Reproduce all of the records word for word, omitting the pictures.

+---+

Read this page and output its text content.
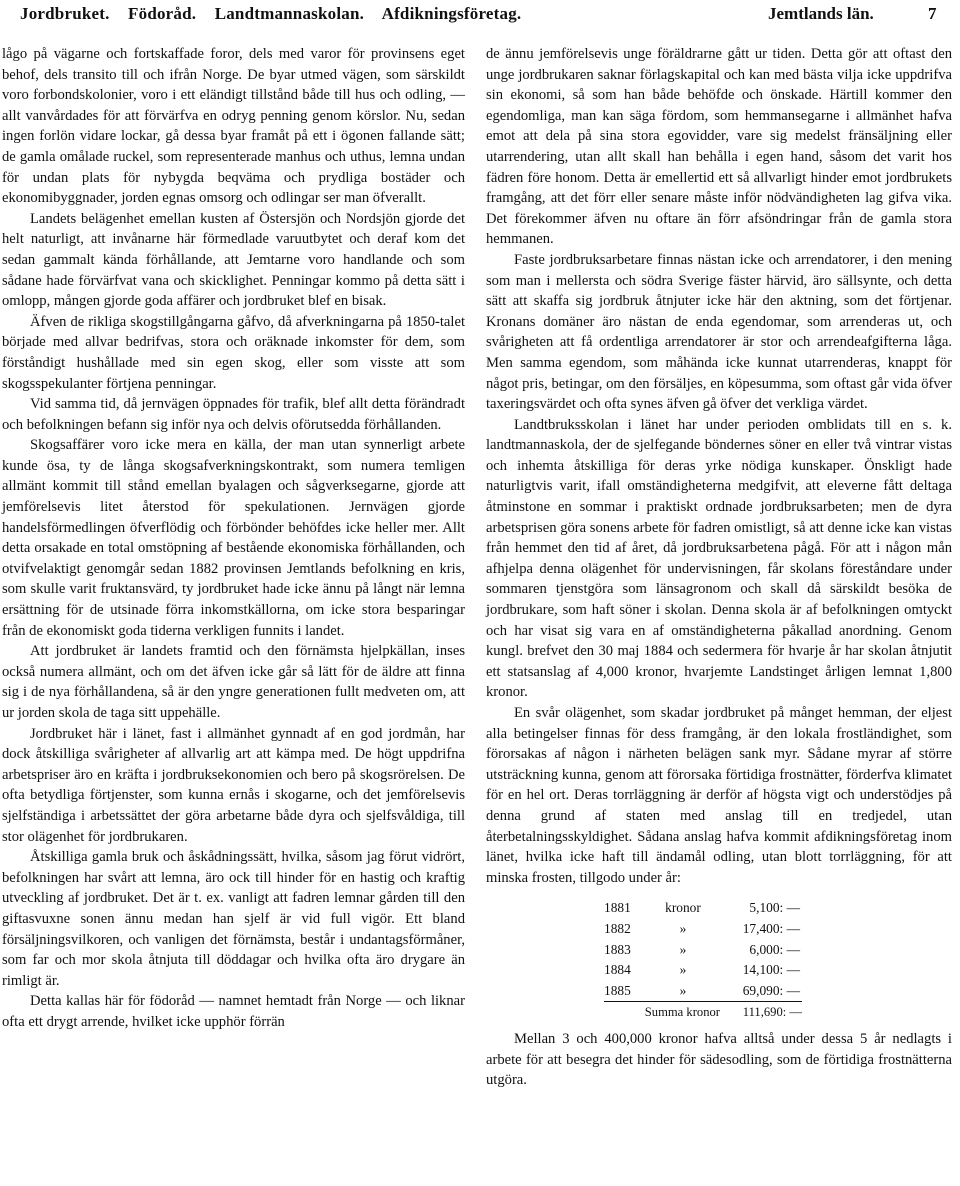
Jordbruket. Födoråd. Landtmannaskolan. Afdikningsföretag.	Jemtlands län.	7

lågo på vägarne och fortskaffade foror, dels med varor för provinsens eget behof, dels transito till och ifrån Norge. De byar utmed vägen, som särskildt voro forbondskolonier, voro i ett eländigt tillstånd både till hus och odling, — allt vanvårdades för att förvärfva en odryg penning genom körslor. Nu, sedan ingen forlön vidare lockar, gå dessa byar framåt på ett i ögonen fallande sätt; de gamla omålade ruckel, som representerade manhus och uthus, lemna undan för undan plats för nybygda beqväma och prydliga bostäder och ekonomibyggnader, jorden egnas omsorg och odlingar ser man öfverallt.

Landets belägenhet emellan kusten af Östersjön och Nordsjön gjorde det helt naturligt, att invånarne här förmedlade varuutbytet och deraf kom det sedan gammalt kända förhållande, att Jemtarne voro handlande och som sådane hade förvärfvat vana och skicklighet. Penningar kommo på detta sätt i omlopp, mången gjorde goda affärer och jordbruket blef en bisak.

Äfven de rikliga skogstillgångarna gåfvo, då afverkningarna på 1850-talet började med allvar bedrifvas, stora och oräknade inkomster för dem, som förståndigt hushållade med sin egen skog, eller som visste att som skogsspekulanter förtjena penningar.

Vid samma tid, då jernvägen öppnades för trafik, blef allt detta förändradt och befolkningen befann sig inför nya och delvis oförutsedda förhållanden.

Skogsaffärer voro icke mera en källa, der man utan synnerligt arbete kunde ösa, ty de långa skogsafverkningskontrakt, som numera temligen allmänt kommit till stånd emellan byalagen och sågverksegarne, gjorde att jemförelsevis litet återstod för spekulationen. Jernvägen gjorde handelsförmedlingen öfverflödig och förbönder behöfdes icke heller mer. Allt detta orsakade en total omstöpning af bestående ekonomiska förhållanden, och otvifvelaktigt genomgår sedan 1882 provinsen Jemtlands befolkning en kris, som skulle varit fruktansvärd, ty jordbruket hade icke ännu på långt när lemna ersättning för de utsinade förra inkomstkällorna, om icke stora besparingar från de ekonomiskt goda tiderna verkligen funnits i landet.

Att jordbruket är landets framtid och den förnämsta hjelpkällan, inses också numera allmänt, och om det äfven icke går så lätt för de äldre att finna sig i de nya förhållandena, så är den yngre generationen fullt medveten om, att ur jorden skola de taga sitt uppehälle.

Jordbruket här i länet, fast i allmänhet gynnadt af en god jordmån, har dock åtskilliga svårigheter af allvarlig art att kämpa med. De högt uppdrifna arbetspriser äro en kräfta i jordbruksekonomien och bero på skogsrörelsen. De ofta betydliga förtjenster, som kunna ernås i skogarne, och det jemförelsevis sjelfständiga i arbetssättet der göra arbetarne både dyra och sjelfsvåldiga, till stor olägenhet för jordbrukaren.

Åtskilliga gamla bruk och åskådningssätt, hvilka, såsom jag förut vidrört, befolkningen har svårt att lemna, äro ock till hinder för en hastig och kraftig utveckling af jordbruket. Det är t. ex. vanligt att fadren lemnar gården till den giftasvuxne sonen ännu medan han sjelf är vid full vigör. Ett bland försäljningsvilkoren, och vanligen det förnämsta, består i undantagsförmåner, som far och mor skola åtnjuta till döddagar och hvilka ofta äro drygare än rimligt är.

Detta kallas här för födoråd — namnet hemtadt från Norge — och liknar ofta ett drygt arrende, hvilket icke upphör förrän

de ännu jemförelsevis unge föräldrarne gått ur tiden. Detta gör att oftast den unge jordbrukaren saknar förlagskapital och kan med bästa vilja icke uppdrifva sin ekonomi, så som han både behöfde och önskade. Härtill kommer den egendomliga, man kan säga fördom, som hemmansegarne i allmänhet hafva emot att dela på sina stora egovidder, vare sig medelst fränsäljning eller utarrendering, utan allt skall han behålla i egen hand, såsom det varit hos fädren före honom. Detta är emellertid ett så allvarligt hinder emot jordbrukets framgång, att det förr eller senare måste inför nödvändigheten lag gifva vika. Det förekommer äfven nu oftare än förr afsöndringar från de gamla stora hemmanen.

Faste jordbruksarbetare finnas nästan icke och arrendatorer, i den mening som man i mellersta och södra Sverige fäster härvid, äro sällsynte, och detta sätt att skaffa sig jordbruk åtnjuter icke här den aktning, som det förtjenar. Kronans domäner äro nästan de enda egendomar, som arrenderas ut, och svårigheten att få ordentliga arrendatorer är stor och arrendeafgifterna låga. Men samma egendom, som måhända icke kunnat utarrenderas, knappt för något pris, betingar, om den försäljes, en köpesumma, som oftast går vida öfver taxeringsvärdet och ofta synes äfven gå öfver det verkliga värdet.

Landtbruksskolan i länet har under perioden omblidats till en s. k. landtmannaskola, der de sjelfegande böndernes söner en eller två vintrar vistas och inhemta åtskilliga för deras yrke nödiga kunskaper. Önskligt hade naturligtvis varit, ifall omständigheterna medgifvit, att eleverne fått deltaga åtminstone en sommar i praktiskt ordnade jordbruksarbeten; men de dyra arbetsprisen göra sonens arbete för fadren omistligt, så att denne icke kan vistas från hemmet den tid af året, då jordbruksarbetena pågå. För att i någon mån afhjelpa denna olägenhet för undervisningen, får skolans föreståndare under sommaren tjenstgöra som länsagronom och skall då särskildt besöka de jordbrukare, som haft söner i skolan. Denna skola är af befolkningen omtyckt och har visat sig vara en af omständigheterna påkallad anordning. Genom kungl. brefvet den 30 maj 1884 och sedermera för hvarje år har skolan åtnjutit ett statsanslag af 4,000 kronor, hvarjemte Landstinget årligen lemnat 1,800 kronor.

En svår olägenhet, som skadar jordbruket på månget hemman, der eljest alla betingelser finnas för dess framgång, är den lokala frostländighet, som förorsakas af någon i närheten belägen sank myr. Sådane myrar af större utsträckning kunna, genom att förorsaka förtidiga frostnätter, förderfva klimatet för en hel ort. Deras torrläggning är derför af högsta vigt och understödjes på denna grund af staten med anslag till en tredjedel, utan återbetalningsskyldighet. Sådana anslag hafva kommit afdikningsföretag inom länet, hvilka icke haft till ändamål odling, utan blott torrläggning, för att minska frosten, tillgodo under år:

1881	kronor	5,100: —
1882	»	17,400: —
1883	»	6,000: —
1884	»	14,100: —
1885	»	69,090: —
Summa kronor	111,690: —

Mellan 3 och 400,000 kronor hafva alltså under dessa 5 år nedlagts i arbete för att besegra det hinder för sädesodling, som de förtidiga frostnätterna utgöra.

+---+

ANSWER SECTION:
Read this page and output its text content.
Jordbruket. Födoråd. Landtmannaskolan. Afdikningsföretag.	Jemtlands län.	7

lågo på vägarne och fortskaffade foror, dels med varor för provinsens eget behof, dels transito till och ifrån Norge. De byar utmed vägen, som särskildt voro forbondskolonier, voro i ett eländigt tillstånd både till hus och odling, — allt vanvårdades för att förvärfva en odryg penning genom körslor. Nu, sedan ingen forlön vidare lockar, gå dessa byar framåt på ett i ögonen fallande sätt; de gamla omålade ruckel, som representerade manhus och uthus, lemna undan för undan plats för nybygda beqväma och prydliga bostäder och ekonomibyggnader, jorden egnas omsorg och odlingar ser man öfverallt.

Landets belägenhet emellan kusten af Östersjön och Nordsjön gjorde det helt naturligt, att invånarne här förmedlade varuutbytet och deraf kom det sedan gammalt kända förhållande, att Jemtarne voro handlande och som sådane hade förvärfvat vana och skicklighet. Penningar kommo på detta sätt i omlopp, mången gjorde goda affärer och jordbruket blef en bisak.

Äfven de rikliga skogstillgångarna gåfvo, då afverkningarna på 1850-talet började med allvar bedrifvas, stora och oräknade inkomster för dem, som förståndigt hushållade med sin egen skog, eller som visste att som skogsspekulanter förtjena penningar.

Vid samma tid, då jernvägen öppnades för trafik, blef allt detta förändradt och befolkningen befann sig inför nya och delvis oförutsedda förhållanden.

Skogsaffärer voro icke mera en källa, der man utan synnerligt arbete kunde ösa, ty de långa skogsafverkningskontrakt, som numera temligen allmänt kommit till stånd emellan byalagen och sågverksegarne, gjorde att jemförelsevis litet återstod för spekulationen. Jernvägen gjorde handelsförmedlingen öfverflödig och förbönder behöfdes icke heller mer. Allt detta orsakade en total omstöpning af bestående ekonomiska förhållanden, och otvifvelaktigt genomgår sedan 1882 provinsen Jemtlands befolkning en kris, som skulle varit fruktansvärd, ty jordbruket hade icke ännu på långt när lemna ersättning för de utsinade förra inkomstkällorna, om icke stora besparingar från de ekonomiskt goda tiderna verkligen funnits i landet.

Att jordbruket är landets framtid och den förnämsta hjelpkällan, inses också numera allmänt, och om det äfven icke går så lätt för de äldre att finna sig i de nya förhållandena, så är den yngre generationen fullt medveten om, att ur jorden skola de taga sitt uppehälle.

Jordbruket här i länet, fast i allmänhet gynnadt af en god jordmån, har dock åtskilliga svårigheter af allvarlig art att kämpa med. De högt uppdrifna arbetspriser äro en kräfta i jordbruksekonomien och bero på skogsrörelsen. De ofta betydliga förtjenster, som kunna ernås i skogarne, och det jemförelsevis sjelfständiga i arbetssättet der göra arbetarne både dyra och sjelfsvåldiga, till stor olägenhet för jordbrukaren.

Åtskilliga gamla bruk och åskådningssätt, hvilka, såsom jag förut vidrört, befolkningen har svårt att lemna, äro ock till hinder för en hastig och kraftig utveckling af jordbruket. Det är t. ex. vanligt att fadren lemnar gården till den giftasvuxne sonen ännu medan han sjelf är vid full vigör. Ett bland försäljningsvilkoren, och vanligen det förnämsta, består i undantagsförmåner, som far och mor skola åtnjuta till döddagar och hvilka ofta äro drygare än rimligt är.

Detta kallas här för födoråd — namnet hemtadt från Norge — och liknar ofta ett drygt arrende, hvilket icke upphör förrän

de ännu jemförelsevis unge föräldrarne gått ur tiden. Detta gör att oftast den unge jordbrukaren saknar förlagskapital och kan med bästa vilja icke uppdrifva sin ekonomi, så som han både behöfde och önskade. Härtill kommer den egendomliga, man kan säga fördom, som hemmansegarne i allmänhet hafva emot att dela på sina stora egovidder, vare sig medelst fränsäljning eller utarrendering, utan allt skall han behålla i egen hand, såsom det varit hos fädren före honom. Detta är emellertid ett så allvarligt hinder emot jordbrukets framgång, att det förr eller senare måste inför nödvändigheten lag gifva vika. Det förekommer äfven nu oftare än förr afsöndringar från de gamla stora hemmanen.

Faste jordbruksarbetare finnas nästan icke och arrendatorer, i den mening som man i mellersta och södra Sverige fäster härvid, äro sällsynte, och detta sätt att skaffa sig jordbruk åtnjuter icke här den aktning, som det förtjenar. Kronans domäner äro nästan de enda egendomar, som arrenderas ut, och svårigheten att få ordentliga arrendatorer är stor och arrendeafgifterna låga. Men samma egendom, som måhända icke kunnat utarrenderas, knappt för något pris, betingar, om den försäljes, en köpesumma, som oftast går vida öfver taxeringsvärdet och ofta synes äfven gå öfver det verkliga värdet.

Landtbruksskolan i länet har under perioden omblidats till en s. k. landtmannaskola, der de sjelfegande böndernes söner en eller två vintrar vistas och inhemta åtskilliga för deras yrke nödiga kunskaper. Önskligt hade naturligtvis varit, ifall omständigheterna medgifvit, att eleverne fått deltaga åtminstone en sommar i praktiskt ordnade jordbruksarbeten; men de dyra arbetsprisen göra sonens arbete för fadren omistligt, så att denne icke kan vistas från hemmet den tid af året, då jordbruksarbetena pågå. För att i någon mån afhjelpa denna olägenhet för undervisningen, får skolans föreståndare under sommaren tjenstgöra som länsagronom och skall då särskildt besöka de jordbrukare, som haft söner i skolan. Denna skola är af befolkningen omtyckt och har visat sig vara en af omständigheterna påkallad anordning. Genom kungl. brefvet den 30 maj 1884 och sedermera för hvarje år har skolan åtnjutit ett statsanslag af 4,000 kronor, hvarjemte Landstinget årligen lemnat 1,800 kronor.

En svår olägenhet, som skadar jordbruket på månget hemman, der eljest alla betingelser finnas för dess framgång, är den lokala frostländighet, som förorsakas af någon i närheten belägen sank myr. Sådane myrar af större utsträckning kunna, genom att förorsaka förtidiga frostnätter, förderfva klimatet för en hel ort. Deras torrläggning är derför af högsta vigt och understödjes på denna grund af staten med anslag till en tredjedel, utan återbetalningsskyldighet. Sådana anslag hafva kommit afdikningsföretag inom länet, hvilka icke haft till ändamål odling, utan blott torrläggning, för att minska frosten, tillgodo under år:

1881	kronor	5,100: —
1882	»	17,400: —
1883	»	6,000: —
1884	»	14,100: —
1885	»	69,090: —
Summa kronor	111,690: —

Mellan 3 och 400,000 kronor hafva alltså under dessa 5 år nedlagts i arbete för att besegra det hinder för sädesodling, som de förtidiga frostnätterna utgöra.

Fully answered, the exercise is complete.